§ Records for the task:
+---+
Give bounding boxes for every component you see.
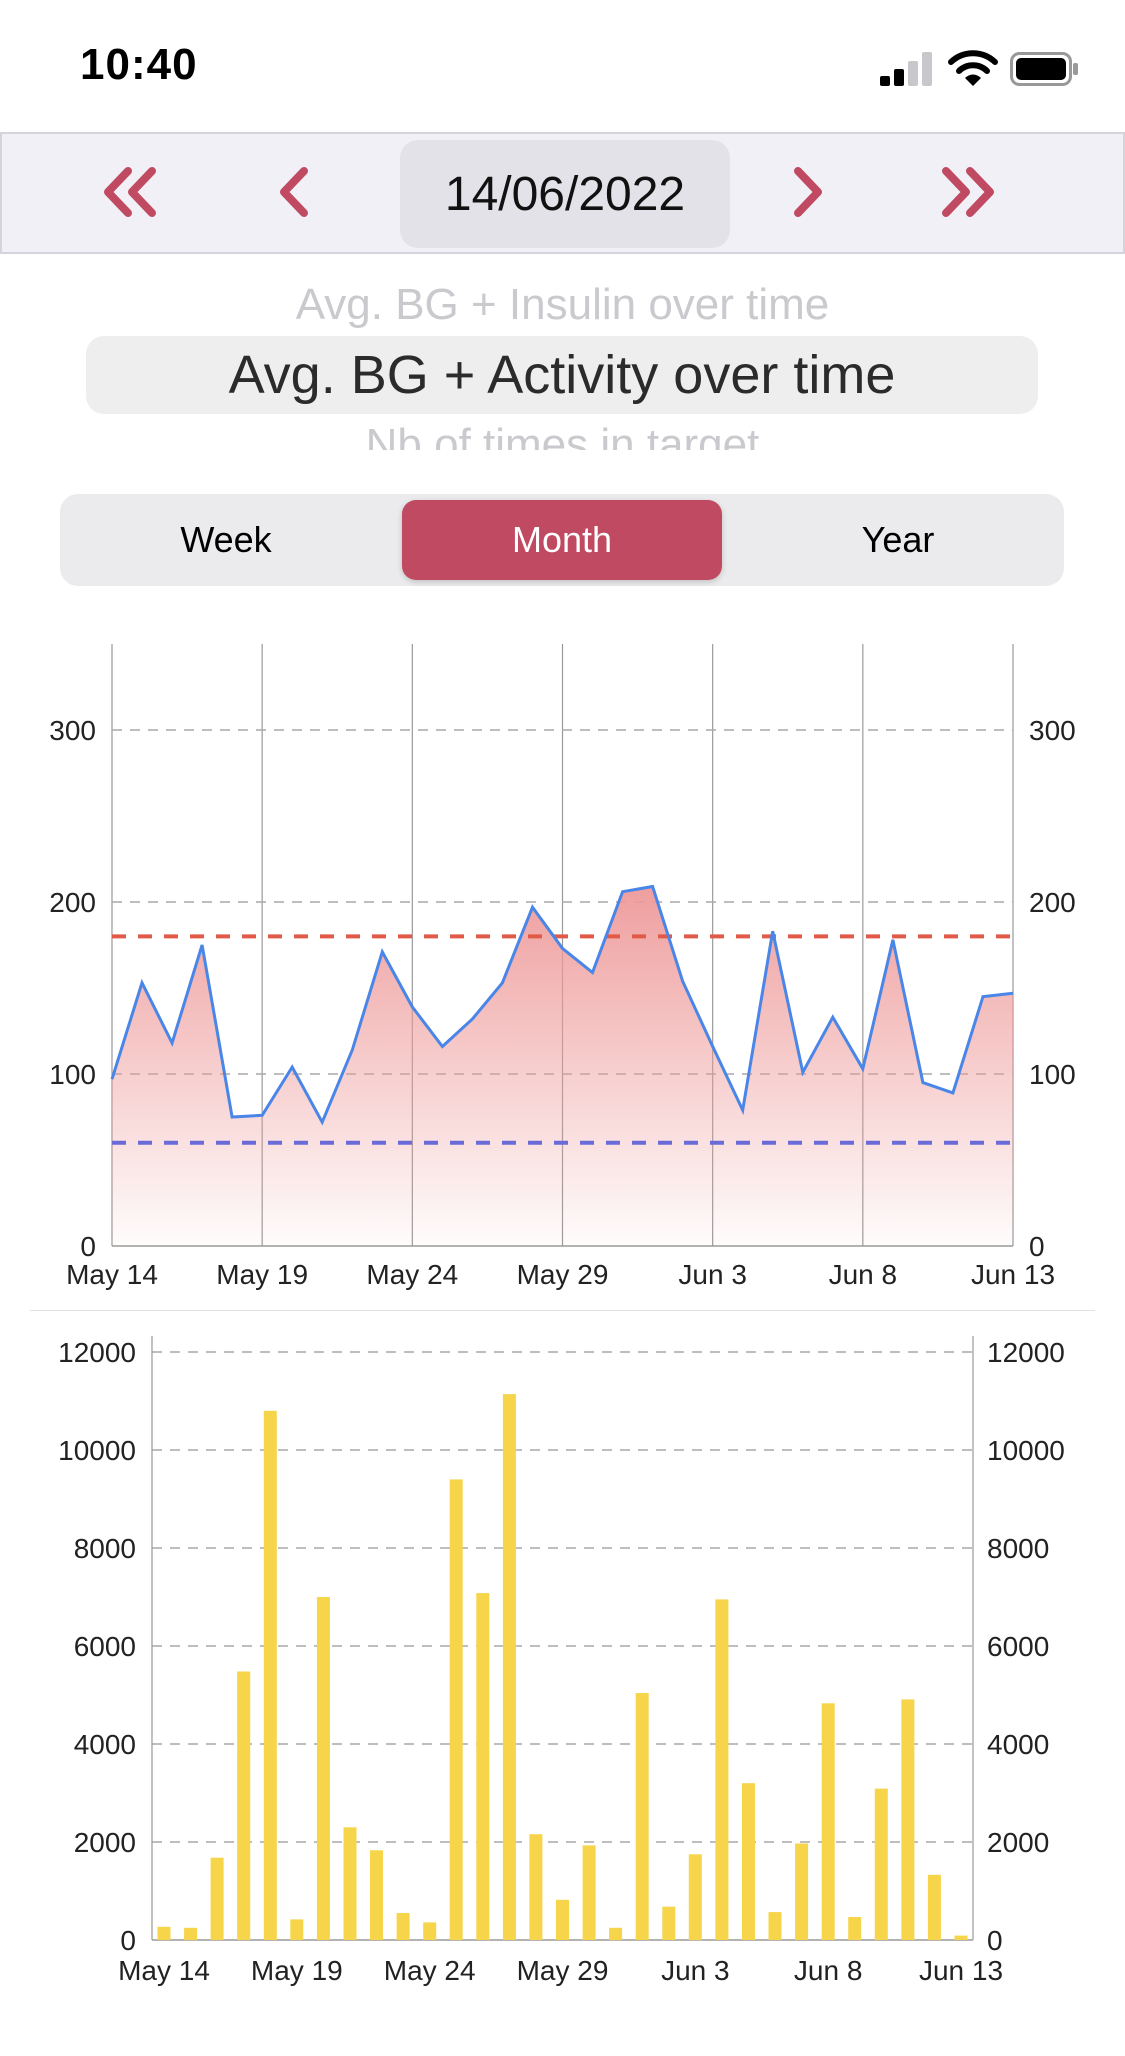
segment-month[interactable]: Month	[402, 500, 722, 580]
first-date-button[interactable]	[100, 160, 160, 224]
activity-x-tick-label: May 14	[118, 1955, 210, 1986]
activity-bar	[742, 1783, 755, 1940]
activity-y-tick-label-left: 10000	[58, 1435, 136, 1466]
bg-y-tick-label-right: 0	[1029, 1231, 1045, 1262]
double-chevron-right-icon	[942, 167, 994, 217]
activity-bar	[184, 1927, 198, 1941]
activity-bar	[290, 1919, 304, 1940]
status-bar: 10:40	[0, 0, 1125, 132]
battery-icon	[1010, 52, 1078, 86]
date-navigation-bar: 14/06/2022	[0, 132, 1125, 254]
activity-bar	[954, 1935, 968, 1940]
activity-bar	[370, 1850, 383, 1940]
avg-bg-chart: May 14 May 19 May 24 May 29 Jun 3 Jun 8 Jun 13…	[49, 644, 1076, 1290]
activity-bar	[688, 1854, 702, 1941]
activity-x-tick-label: May 24	[384, 1955, 476, 1986]
activity-bar	[848, 1917, 862, 1940]
activity-y-tick-label-right: 6000	[987, 1631, 1049, 1662]
bg-x-tick-label: May 14	[66, 1259, 158, 1290]
activity-bar	[210, 1857, 224, 1940]
bg-y-tick-label-left: 100	[49, 1059, 96, 1090]
activity-x-tick-label: Jun 13	[919, 1955, 1003, 1986]
activity-x-tick-label: May 19	[251, 1955, 343, 1986]
activity-x-tick-label: May 29	[517, 1955, 609, 1986]
activity-y-tick-label-right: 4000	[987, 1729, 1049, 1760]
activity-bar	[157, 1926, 171, 1940]
picker-option-below[interactable]: Nb of times in target	[365, 420, 760, 450]
activity-bar	[316, 1597, 330, 1940]
bg-x-tick-label: May 24	[366, 1259, 458, 1290]
activity-bar	[237, 1671, 251, 1940]
chevron-right-icon	[794, 167, 822, 217]
activity-bar	[927, 1874, 941, 1940]
activity-bar	[582, 1845, 596, 1940]
bg-x-tick-label: Jun 13	[971, 1259, 1055, 1290]
activity-bar	[874, 1788, 888, 1940]
double-chevron-left-icon	[104, 167, 156, 217]
last-date-button[interactable]	[938, 160, 998, 224]
segment-week[interactable]: Week	[180, 519, 272, 560]
activity-bar	[768, 1912, 782, 1940]
activity-y-tick-label-left: 0	[120, 1925, 136, 1956]
activity-y-tick-label-right: 0	[987, 1925, 1003, 1956]
bg-y-tick-label-right: 100	[1029, 1059, 1076, 1090]
activity-bar	[449, 1479, 463, 1940]
bg-x-tick-label: Jun 3	[678, 1259, 747, 1290]
activity-chart: 0 0 2000 2000 4000 4000 6000 6000 8000 8000 10000 1…	[58, 1336, 1065, 1986]
picker-selected-option[interactable]: Avg. BG + Activity over time	[86, 336, 1038, 414]
bg-x-tick-label: Jun 8	[829, 1259, 898, 1290]
activity-x-tick-label: Jun 8	[794, 1955, 863, 1986]
activity-bar	[343, 1827, 357, 1940]
bg-y-tick-label-left: 200	[49, 887, 96, 918]
cellular-signal-icon	[880, 52, 932, 86]
activity-bar	[502, 1394, 516, 1940]
current-date-button[interactable]: 14/06/2022	[400, 140, 730, 248]
bg-x-tick-label: May 19	[216, 1259, 308, 1290]
activity-y-tick-label-left: 12000	[58, 1337, 136, 1368]
activity-bar	[635, 1693, 649, 1940]
bg-x-tick-label: May 29	[517, 1259, 609, 1290]
next-date-button[interactable]	[778, 160, 838, 224]
bg-y-tick-label-right: 300	[1029, 715, 1076, 746]
activity-y-tick-label-right: 2000	[987, 1827, 1049, 1858]
bg-area-fill	[112, 886, 1013, 1246]
bg-y-tick-label-left: 300	[49, 715, 96, 746]
chart-divider	[30, 1310, 1095, 1311]
activity-y-tick-label-left: 4000	[74, 1729, 136, 1760]
segment-year[interactable]: Year	[861, 519, 935, 560]
activity-bar	[263, 1410, 277, 1940]
activity-bar	[795, 1843, 809, 1940]
wifi-icon	[948, 50, 998, 86]
activity-bar	[715, 1599, 729, 1940]
activity-bar	[901, 1699, 915, 1940]
activity-bar	[821, 1703, 835, 1940]
activity-y-tick-label-left: 2000	[74, 1827, 136, 1858]
bg-y-tick-label-right: 200	[1029, 887, 1076, 918]
chart-type-picker[interactable]: Avg. BG + Insulin over time Avg. BG + Ac…	[0, 270, 1125, 450]
activity-bar	[609, 1927, 623, 1941]
previous-date-button[interactable]	[264, 160, 324, 224]
period-segmented-control: Week Month Year	[60, 494, 1064, 586]
activity-bar	[529, 1834, 543, 1940]
activity-y-tick-label-left: 8000	[74, 1533, 136, 1564]
bg-y-tick-label-left: 0	[80, 1231, 96, 1262]
picker-option-above[interactable]: Avg. BG + Insulin over time	[295, 280, 830, 329]
activity-y-tick-label-right: 10000	[987, 1435, 1065, 1466]
activity-bar	[423, 1922, 437, 1940]
activity-y-tick-label-right: 12000	[987, 1337, 1065, 1368]
chevron-left-icon	[280, 167, 308, 217]
activity-y-tick-label-right: 8000	[987, 1533, 1049, 1564]
activity-bar	[396, 1913, 410, 1940]
status-time: 10:40	[80, 40, 198, 89]
activity-bar	[556, 1899, 569, 1940]
activity-bar	[662, 1906, 676, 1940]
bg-series-line	[110, 884, 1014, 1126]
activity-bar	[476, 1593, 490, 1940]
activity-x-tick-label: Jun 3	[661, 1955, 730, 1986]
activity-y-tick-label-left: 6000	[74, 1631, 136, 1662]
+---+
§ Set exercise: Copy out every line above word for word, leaving out the picture.

§ Result:
Give bounding boxes for every component you see.
segment-month[interactable]: Month	[402, 500, 722, 580]
first-date-button[interactable]	[100, 160, 160, 224]
activity-x-tick-label: May 14	[118, 1955, 210, 1986]
activity-bar	[742, 1783, 755, 1940]
activity-y-tick-label-left: 10000	[58, 1435, 136, 1466]
bg-y-tick-label-right: 0	[1029, 1231, 1045, 1262]
double-chevron-right-icon	[942, 167, 994, 217]
activity-bar	[184, 1927, 198, 1941]
activity-bar	[290, 1919, 304, 1940]
status-bar: 10:40	[0, 0, 1125, 132]
battery-icon	[1010, 52, 1078, 86]
date-navigation-bar: 14/06/2022	[0, 132, 1125, 254]
activity-bar	[954, 1935, 968, 1940]
activity-bar	[370, 1850, 383, 1940]
avg-bg-chart: May 14 May 19 May 24 May 29 Jun 3 Jun 8 Jun 13…	[49, 644, 1076, 1290]
activity-bar	[688, 1854, 702, 1941]
activity-x-tick-label: May 24	[384, 1955, 476, 1986]
activity-bar	[848, 1917, 862, 1940]
activity-y-tick-label-right: 6000	[987, 1631, 1049, 1662]
bg-x-tick-label: May 14	[66, 1259, 158, 1290]
activity-bar	[210, 1857, 224, 1940]
bg-y-tick-label-left: 100	[49, 1059, 96, 1090]
activity-x-tick-label: Jun 13	[919, 1955, 1003, 1986]
activity-x-tick-label: May 19	[251, 1955, 343, 1986]
activity-x-tick-label: May 29	[517, 1955, 609, 1986]
activity-y-tick-label-right: 4000	[987, 1729, 1049, 1760]
activity-bar	[157, 1926, 171, 1940]
picker-option-below[interactable]: Nb of times in target	[365, 420, 760, 450]
activity-bar	[316, 1597, 330, 1940]
bg-x-tick-label: May 24	[366, 1259, 458, 1290]
activity-bar	[237, 1671, 251, 1940]
chevron-right-icon	[794, 167, 822, 217]
activity-bar	[927, 1874, 941, 1940]
activity-bar	[582, 1845, 596, 1940]
bg-x-tick-label: Jun 13	[971, 1259, 1055, 1290]
activity-bar	[874, 1788, 888, 1940]
double-chevron-left-icon	[104, 167, 156, 217]
last-date-button[interactable]	[938, 160, 998, 224]
segment-week[interactable]: Week	[180, 519, 272, 560]
activity-bar	[768, 1912, 782, 1940]
activity-y-tick-label-left: 0	[120, 1925, 136, 1956]
activity-y-tick-label-right: 0	[987, 1925, 1003, 1956]
bg-y-tick-label-right: 100	[1029, 1059, 1076, 1090]
activity-bar	[449, 1479, 463, 1940]
bg-x-tick-label: Jun 3	[678, 1259, 747, 1290]
activity-chart: 0 0 2000 2000 4000 4000 6000 6000 8000 8000 10000 1…	[58, 1336, 1065, 1986]
picker-selected-option[interactable]: Avg. BG + Activity over time	[86, 336, 1038, 414]
bg-x-tick-label: Jun 8	[829, 1259, 898, 1290]
activity-x-tick-label: Jun 8	[794, 1955, 863, 1986]
activity-bar	[343, 1827, 357, 1940]
bg-y-tick-label-left: 200	[49, 887, 96, 918]
cellular-signal-icon	[880, 52, 932, 86]
activity-bar	[502, 1394, 516, 1940]
current-date-button[interactable]: 14/06/2022	[400, 140, 730, 248]
bg-x-tick-label: May 19	[216, 1259, 308, 1290]
activity-y-tick-label-left: 12000	[58, 1337, 136, 1368]
activity-bar	[635, 1693, 649, 1940]
bg-x-tick-label: May 29	[517, 1259, 609, 1290]
next-date-button[interactable]	[778, 160, 838, 224]
bg-y-tick-label-right: 300	[1029, 715, 1076, 746]
activity-y-tick-label-right: 2000	[987, 1827, 1049, 1858]
bg-area-fill	[112, 886, 1013, 1246]
bg-y-tick-label-left: 300	[49, 715, 96, 746]
chart-divider	[30, 1310, 1095, 1311]
activity-y-tick-label-left: 4000	[74, 1729, 136, 1760]
segment-year[interactable]: Year	[861, 519, 935, 560]
activity-bar	[263, 1410, 277, 1940]
activity-bar	[795, 1843, 809, 1940]
wifi-icon	[948, 50, 998, 86]
activity-bar	[715, 1599, 729, 1940]
activity-bar	[901, 1699, 915, 1940]
activity-bar	[821, 1703, 835, 1940]
activity-y-tick-label-left: 2000	[74, 1827, 136, 1858]
bg-y-tick-label-right: 200	[1029, 887, 1076, 918]
chart-type-picker[interactable]: Avg. BG + Insulin over time Avg. BG + Ac…	[0, 270, 1125, 450]
activity-bar	[609, 1927, 623, 1941]
previous-date-button[interactable]	[264, 160, 324, 224]
period-segmented-control: Week Month Year	[60, 494, 1064, 586]
activity-bar	[529, 1834, 543, 1940]
activity-y-tick-label-left: 8000	[74, 1533, 136, 1564]
bg-y-tick-label-left: 0	[80, 1231, 96, 1262]
picker-option-above[interactable]: Avg. BG + Insulin over time	[295, 280, 830, 329]
activity-y-tick-label-right: 10000	[987, 1435, 1065, 1466]
activity-bar	[423, 1922, 437, 1940]
activity-y-tick-label-right: 12000	[987, 1337, 1065, 1368]
chevron-left-icon	[280, 167, 308, 217]
activity-y-tick-label-right: 8000	[987, 1533, 1049, 1564]
activity-bar	[396, 1913, 410, 1940]
status-time: 10:40	[80, 40, 198, 89]
activity-bar	[556, 1899, 569, 1940]
activity-bar	[662, 1906, 676, 1940]
bg-series-line	[110, 884, 1014, 1126]
activity-bar	[476, 1593, 490, 1940]
activity-x-tick-label: Jun 3	[661, 1955, 730, 1986]
activity-y-tick-label-left: 6000	[74, 1631, 136, 1662]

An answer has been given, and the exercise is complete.